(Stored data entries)

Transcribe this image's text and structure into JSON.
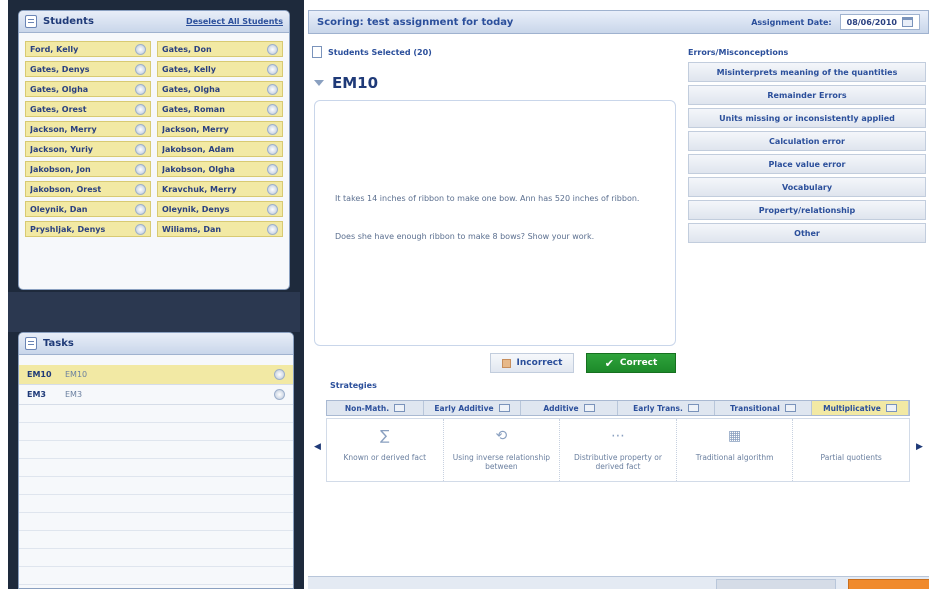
{
  "students_panel": {
    "title": "Students",
    "deselect_label": "Deselect All Students",
    "students": [
      "Ford, Kelly",
      "Gates, Don",
      "Gates, Denys",
      "Gates, Kelly",
      "Gates, Olgha",
      "Gates, Olgha",
      "Gates, Orest",
      "Gates, Roman",
      "Jackson, Merry",
      "Jackson, Merry",
      "Jackson, Yuriy",
      "Jakobson, Adam",
      "Jakobson, Jon",
      "Jakobson, Olgha",
      "Jakobson, Orest",
      "Kravchuk, Merry",
      "Oleynik, Dan",
      "Oleynik, Denys",
      "Pryshljak, Denys",
      "Wiliams, Dan"
    ]
  },
  "tasks_panel": {
    "title": "Tasks",
    "tasks": [
      {
        "code": "EM10",
        "name": "EM10"
      },
      {
        "code": "EM3",
        "name": "EM3"
      }
    ]
  },
  "header": {
    "title": "Scoring: test assignment for today",
    "date_label": "Assignment Date:",
    "date_value": "08/06/2010"
  },
  "selection": {
    "students_selected": "Students Selected (20)"
  },
  "question": {
    "code": "EM10",
    "text": "It takes 14 inches of ribbon to make one bow. Ann has 520 inches of ribbon.",
    "ask": "Does she have enough ribbon to make 8 bows? Show your work."
  },
  "errors": {
    "title": "Errors/Misconceptions",
    "items": [
      "Misinterprets meaning of the quantities",
      "Remainder Errors",
      "Units missing or inconsistently applied",
      "Calculation error",
      "Place value error",
      "Vocabulary",
      "Property/relationship",
      "Other"
    ]
  },
  "scoring": {
    "incorrect_label": "Incorrect",
    "correct_label": "Correct"
  },
  "strategies": {
    "title": "Strategies",
    "tabs": [
      "Non-Math.",
      "Early Additive",
      "Additive",
      "Early Trans.",
      "Transitional",
      "Multiplicative"
    ],
    "active_tab": "Multiplicative",
    "cards": [
      {
        "label": "Known or derived fact",
        "icon": "sum-icon"
      },
      {
        "label": "Using inverse relationship between",
        "icon": "cycle-arrows-icon"
      },
      {
        "label": "Distributive property or derived fact",
        "icon": "distributive-icon"
      },
      {
        "label": "Traditional algorithm",
        "icon": "algorithm-icon"
      },
      {
        "label": "Partial quotients",
        "icon": "partial-quotients-icon"
      }
    ]
  },
  "colors": {
    "accent": "#2b4f9b",
    "correct_green": "#2fa33c",
    "selected_yellow": "#f2e9a4",
    "footer_orange": "#f08a2c"
  }
}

_WRITTEN TASK_
The data above needs to be retyped exactly, with the images left out.

_EXERCISE OUTPUT_
Transcribe this image's text and structure into JSON.
{
  "students_panel": {
    "title": "Students",
    "deselect_label": "Deselect All Students",
    "students": [
      "Ford, Kelly",
      "Gates, Don",
      "Gates, Denys",
      "Gates, Kelly",
      "Gates, Olgha",
      "Gates, Olgha",
      "Gates, Orest",
      "Gates, Roman",
      "Jackson, Merry",
      "Jackson, Merry",
      "Jackson, Yuriy",
      "Jakobson, Adam",
      "Jakobson, Jon",
      "Jakobson, Olgha",
      "Jakobson, Orest",
      "Kravchuk, Merry",
      "Oleynik, Dan",
      "Oleynik, Denys",
      "Pryshljak, Denys",
      "Wiliams, Dan"
    ]
  },
  "tasks_panel": {
    "title": "Tasks",
    "tasks": [
      {
        "code": "EM10",
        "name": "EM10"
      },
      {
        "code": "EM3",
        "name": "EM3"
      }
    ]
  },
  "header": {
    "title": "Scoring: test assignment for today",
    "date_label": "Assignment Date:",
    "date_value": "08/06/2010"
  },
  "selection": {
    "students_selected": "Students Selected (20)"
  },
  "question": {
    "code": "EM10",
    "text": "It takes 14 inches of ribbon to make one bow. Ann has 520 inches of ribbon.",
    "ask": "Does she have enough ribbon to make 8 bows? Show your work."
  },
  "errors": {
    "title": "Errors/Misconceptions",
    "items": [
      "Misinterprets meaning of the quantities",
      "Remainder Errors",
      "Units missing or inconsistently applied",
      "Calculation error",
      "Place value error",
      "Vocabulary",
      "Property/relationship",
      "Other"
    ]
  },
  "scoring": {
    "incorrect_label": "Incorrect",
    "correct_label": "Correct"
  },
  "strategies": {
    "title": "Strategies",
    "tabs": [
      "Non-Math.",
      "Early Additive",
      "Additive",
      "Early Trans.",
      "Transitional",
      "Multiplicative"
    ],
    "active_tab": "Multiplicative",
    "cards": [
      {
        "label": "Known or derived fact",
        "icon": "sum-icon"
      },
      {
        "label": "Using inverse relationship between",
        "icon": "cycle-arrows-icon"
      },
      {
        "label": "Distributive property or derived fact",
        "icon": "distributive-icon"
      },
      {
        "label": "Traditional algorithm",
        "icon": "algorithm-icon"
      },
      {
        "label": "Partial quotients",
        "icon": "partial-quotients-icon"
      }
    ]
  },
  "colors": {
    "accent": "#2b4f9b",
    "correct_green": "#2fa33c",
    "selected_yellow": "#f2e9a4",
    "footer_orange": "#f08a2c"
  }
}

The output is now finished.